▸ **PROBLEM**
Without including any images, reproduce each entry exactly.

(Items from a dataset)
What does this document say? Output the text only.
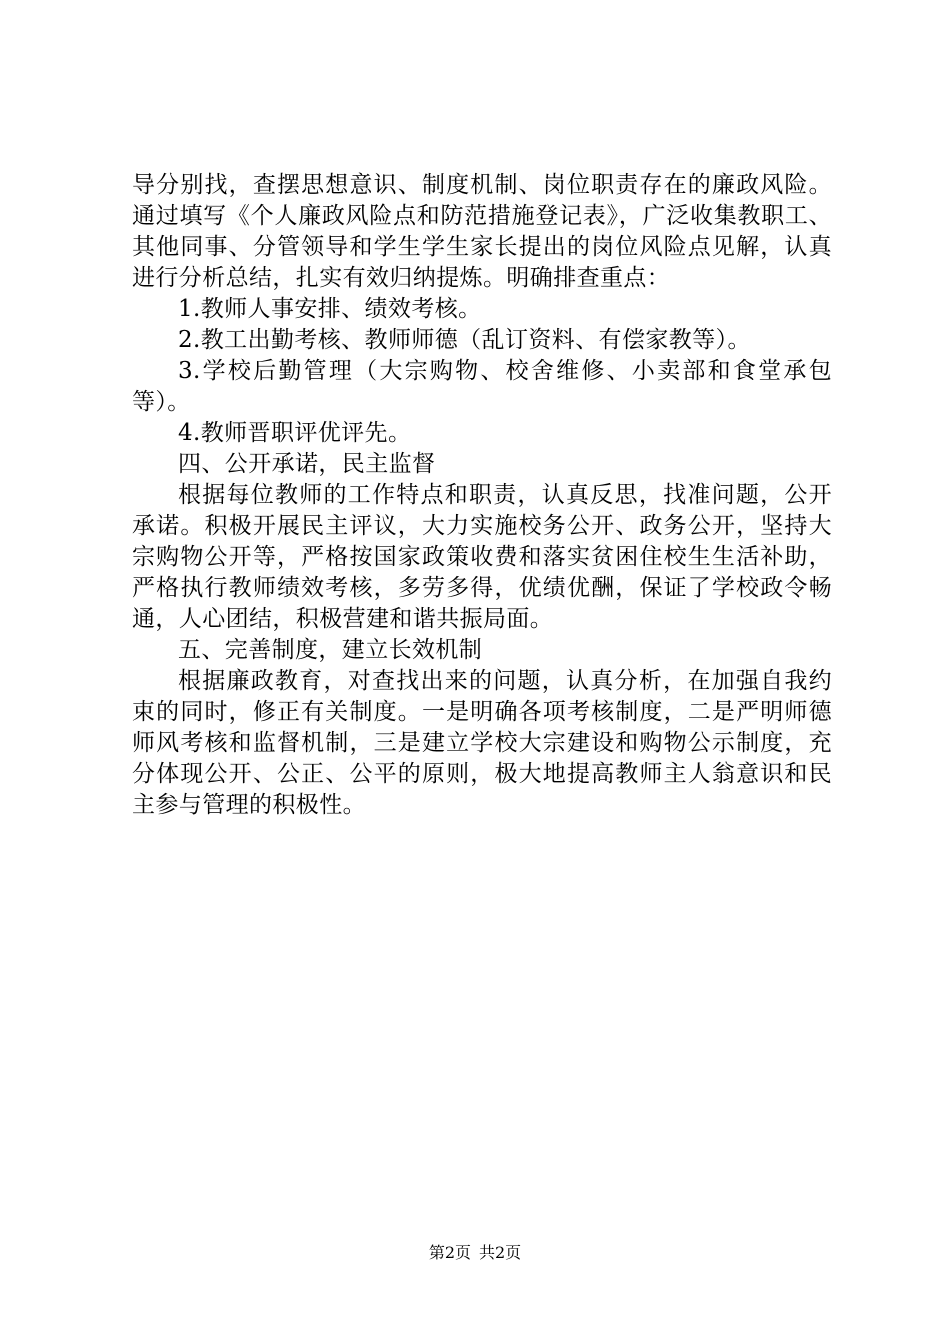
导分别找，查摆思想意识、制度机制、岗位职责存在的廉政风险。通过填写《个人廉政风险点和防范措施登记表》，广泛收集教职工、其他同事、分管领导和学生学生家长提出的岗位风险点见解，认真进行分析总结，扎实有效归纳提炼。明确排查重点：

1.教师人事安排、绩效考核。

2.教工出勤考核、教师师德（乱订资料、有偿家教等）。

3.学校后勤管理（大宗购物、校舍维修、小卖部和食堂承包等）。

4.教师晋职评优评先。

四、公开承诺，民主监督

根据每位教师的工作特点和职责，认真反思，找准问题，公开承诺。积极开展民主评议，大力实施校务公开、政务公开，坚持大宗购物公开等，严格按国家政策收费和落实贫困住校生生活补助，严格执行教师绩效考核，多劳多得，优绩优酬，保证了学校政令畅通，人心团结，积极营建和谐共振局面。

五、完善制度，建立长效机制

根据廉政教育，对查找出来的问题，认真分析，在加强自我约束的同时，修正有关制度。一是明确各项考核制度，二是严明师德师风考核和监督机制，三是建立学校大宗建设和购物公示制度，充分体现公开、公正、公平的原则，极大地提高教师主人翁意识和民主参与管理的积极性。

第2页 共2页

▸ **RIGHT ANSWER**
What does this document say? Output the text only.
导分别找，查摆思想意识、制度机制、岗位职责存在的廉政风险。通过填写《个人廉政风险点和防范措施登记表》，广泛收集教职工、其他同事、分管领导和学生学生家长提出的岗位风险点见解，认真进行分析总结，扎实有效归纳提炼。明确排查重点：

1.教师人事安排、绩效考核。

2.教工出勤考核、教师师德（乱订资料、有偿家教等）。

3.学校后勤管理（大宗购物、校舍维修、小卖部和食堂承包等）。

4.教师晋职评优评先。

四、公开承诺，民主监督

根据每位教师的工作特点和职责，认真反思，找准问题，公开承诺。积极开展民主评议，大力实施校务公开、政务公开，坚持大宗购物公开等，严格按国家政策收费和落实贫困住校生生活补助，严格执行教师绩效考核，多劳多得，优绩优酬，保证了学校政令畅通，人心团结，积极营建和谐共振局面。

五、完善制度，建立长效机制

根据廉政教育，对查找出来的问题，认真分析，在加强自我约束的同时，修正有关制度。一是明确各项考核制度，二是严明师德师风考核和监督机制，三是建立学校大宗建设和购物公示制度，充分体现公开、公正、公平的原则，极大地提高教师主人翁意识和民主参与管理的积极性。

第2页 共2页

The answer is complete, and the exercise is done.